- What to produce -
Transcribe only the part of the listing below that begins at the line containing "Type out the text in this image." and runs to its final line, keeping both ends.

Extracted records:
# # # #
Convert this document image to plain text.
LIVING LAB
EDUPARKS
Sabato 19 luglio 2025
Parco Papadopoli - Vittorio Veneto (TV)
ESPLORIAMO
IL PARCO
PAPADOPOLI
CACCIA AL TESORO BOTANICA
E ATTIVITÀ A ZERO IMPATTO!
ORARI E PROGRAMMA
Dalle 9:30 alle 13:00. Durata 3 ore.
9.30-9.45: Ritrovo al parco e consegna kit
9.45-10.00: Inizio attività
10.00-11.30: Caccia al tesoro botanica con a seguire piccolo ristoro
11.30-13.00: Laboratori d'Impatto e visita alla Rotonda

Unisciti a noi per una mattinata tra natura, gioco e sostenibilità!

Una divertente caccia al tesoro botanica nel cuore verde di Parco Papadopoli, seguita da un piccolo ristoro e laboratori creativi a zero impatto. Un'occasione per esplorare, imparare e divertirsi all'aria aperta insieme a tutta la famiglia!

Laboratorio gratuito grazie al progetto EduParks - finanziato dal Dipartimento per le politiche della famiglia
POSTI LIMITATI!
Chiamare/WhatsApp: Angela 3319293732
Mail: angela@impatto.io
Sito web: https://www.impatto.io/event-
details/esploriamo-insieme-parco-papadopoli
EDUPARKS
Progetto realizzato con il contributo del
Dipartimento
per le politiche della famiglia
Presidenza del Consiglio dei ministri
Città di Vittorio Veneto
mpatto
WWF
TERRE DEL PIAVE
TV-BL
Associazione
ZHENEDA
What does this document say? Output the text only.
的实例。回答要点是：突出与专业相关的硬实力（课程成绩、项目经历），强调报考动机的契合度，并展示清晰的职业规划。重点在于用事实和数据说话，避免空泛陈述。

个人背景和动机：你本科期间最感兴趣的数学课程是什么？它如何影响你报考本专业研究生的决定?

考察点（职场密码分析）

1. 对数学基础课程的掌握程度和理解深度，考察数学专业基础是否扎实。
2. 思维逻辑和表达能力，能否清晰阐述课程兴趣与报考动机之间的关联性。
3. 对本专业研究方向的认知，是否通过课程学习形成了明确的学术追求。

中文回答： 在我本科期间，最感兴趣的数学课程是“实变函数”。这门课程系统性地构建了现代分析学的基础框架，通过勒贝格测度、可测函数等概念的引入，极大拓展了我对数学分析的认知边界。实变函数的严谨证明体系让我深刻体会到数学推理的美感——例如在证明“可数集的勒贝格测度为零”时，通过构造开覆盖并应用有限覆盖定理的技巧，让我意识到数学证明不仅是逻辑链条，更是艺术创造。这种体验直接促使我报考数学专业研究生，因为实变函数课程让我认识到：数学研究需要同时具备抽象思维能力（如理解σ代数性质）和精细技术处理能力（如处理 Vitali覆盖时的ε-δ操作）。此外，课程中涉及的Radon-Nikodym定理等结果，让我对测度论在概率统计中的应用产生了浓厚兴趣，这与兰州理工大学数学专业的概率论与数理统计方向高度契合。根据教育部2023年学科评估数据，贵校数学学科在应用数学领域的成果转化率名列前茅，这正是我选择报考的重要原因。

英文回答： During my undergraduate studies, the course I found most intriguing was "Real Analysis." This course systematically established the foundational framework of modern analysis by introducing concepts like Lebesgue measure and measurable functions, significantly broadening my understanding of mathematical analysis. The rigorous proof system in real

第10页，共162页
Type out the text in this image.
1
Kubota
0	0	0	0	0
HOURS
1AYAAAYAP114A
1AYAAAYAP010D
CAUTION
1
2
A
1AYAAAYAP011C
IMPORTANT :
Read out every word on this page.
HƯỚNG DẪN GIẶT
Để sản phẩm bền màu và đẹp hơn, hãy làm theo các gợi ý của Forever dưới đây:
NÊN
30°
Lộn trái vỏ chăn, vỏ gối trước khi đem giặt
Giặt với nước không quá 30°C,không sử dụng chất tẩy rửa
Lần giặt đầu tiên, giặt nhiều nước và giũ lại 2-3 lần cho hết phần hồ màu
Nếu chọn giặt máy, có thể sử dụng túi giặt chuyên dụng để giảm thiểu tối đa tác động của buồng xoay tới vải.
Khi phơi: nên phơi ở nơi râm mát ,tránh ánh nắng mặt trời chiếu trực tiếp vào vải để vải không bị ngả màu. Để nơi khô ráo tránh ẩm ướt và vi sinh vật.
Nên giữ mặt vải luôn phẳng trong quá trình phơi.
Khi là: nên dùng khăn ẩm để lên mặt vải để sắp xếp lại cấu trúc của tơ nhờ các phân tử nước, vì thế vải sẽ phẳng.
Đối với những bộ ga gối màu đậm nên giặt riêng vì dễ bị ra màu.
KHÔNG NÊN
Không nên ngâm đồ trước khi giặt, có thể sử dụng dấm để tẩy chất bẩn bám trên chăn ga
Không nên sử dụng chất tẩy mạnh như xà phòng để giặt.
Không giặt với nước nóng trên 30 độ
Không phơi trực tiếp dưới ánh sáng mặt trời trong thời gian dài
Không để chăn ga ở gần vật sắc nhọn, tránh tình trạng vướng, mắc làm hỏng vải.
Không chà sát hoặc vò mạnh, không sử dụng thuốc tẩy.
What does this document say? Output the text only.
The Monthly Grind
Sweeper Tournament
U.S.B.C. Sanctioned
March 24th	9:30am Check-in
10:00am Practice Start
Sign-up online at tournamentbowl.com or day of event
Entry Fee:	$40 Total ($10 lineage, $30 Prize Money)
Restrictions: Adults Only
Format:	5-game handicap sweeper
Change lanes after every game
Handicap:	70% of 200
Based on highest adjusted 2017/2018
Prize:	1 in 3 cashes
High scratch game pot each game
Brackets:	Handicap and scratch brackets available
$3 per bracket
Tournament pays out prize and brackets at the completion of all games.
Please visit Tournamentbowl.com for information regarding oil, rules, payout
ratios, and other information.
# # # #
- Output of the exercise -
Type out the text in this image.
1
Kubota
0	0	0	0	0
HOURS
1AYAAAYAP114A
1AYAAAYAP010D
CAUTION
1
2
A
1AYAAAYAP011C
IMPORTANT :
Read out every word on this page.
HƯỚNG DẪN GIẶT
Để sản phẩm bền màu và đẹp hơn, hãy làm theo các gợi ý của Forever dưới đây:
NÊN
30°
Lộn trái vỏ chăn, vỏ gối trước khi đem giặt
Giặt với nước không quá 30°C,không sử dụng chất tẩy rửa
Lần giặt đầu tiên, giặt nhiều nước và giũ lại 2-3 lần cho hết phần hồ màu
Nếu chọn giặt máy, có thể sử dụng túi giặt chuyên dụng để giảm thiểu tối đa tác động của buồng xoay tới vải.
Khi phơi: nên phơi ở nơi râm mát ,tránh ánh nắng mặt trời chiếu trực tiếp vào vải để vải không bị ngả màu. Để nơi khô ráo tránh ẩm ướt và vi sinh vật.
Nên giữ mặt vải luôn phẳng trong quá trình phơi.
Khi là: nên dùng khăn ẩm để lên mặt vải để sắp xếp lại cấu trúc của tơ nhờ các phân tử nước, vì thế vải sẽ phẳng.
Đối với những bộ ga gối màu đậm nên giặt riêng vì dễ bị ra màu.
KHÔNG NÊN
Không nên ngâm đồ trước khi giặt, có thể sử dụng dấm để tẩy chất bẩn bám trên chăn ga
Không nên sử dụng chất tẩy mạnh như xà phòng để giặt.
Không giặt với nước nóng trên 30 độ
Không phơi trực tiếp dưới ánh sáng mặt trời trong thời gian dài
Không để chăn ga ở gần vật sắc nhọn, tránh tình trạng vướng, mắc làm hỏng vải.
Không chà sát hoặc vò mạnh, không sử dụng thuốc tẩy.
What does this document say? Output the text only.
The Monthly Grind
Sweeper Tournament
U.S.B.C. Sanctioned
March 24th	9:30am Check-in
10:00am Practice Start
Sign-up online at tournamentbowl.com or day of event
Entry Fee:	$40 Total ($10 lineage, $30 Prize Money)
Restrictions: Adults Only
Format:	5-game handicap sweeper
Change lanes after every game
Handicap:	70% of 200
Based on highest adjusted 2017/2018
Prize:	1 in 3 cashes
High scratch game pot each game
Brackets:	Handicap and scratch brackets available
$3 per bracket
Tournament pays out prize and brackets at the completion of all games.
Please visit Tournamentbowl.com for information regarding oil, rules, payout
ratios, and other information.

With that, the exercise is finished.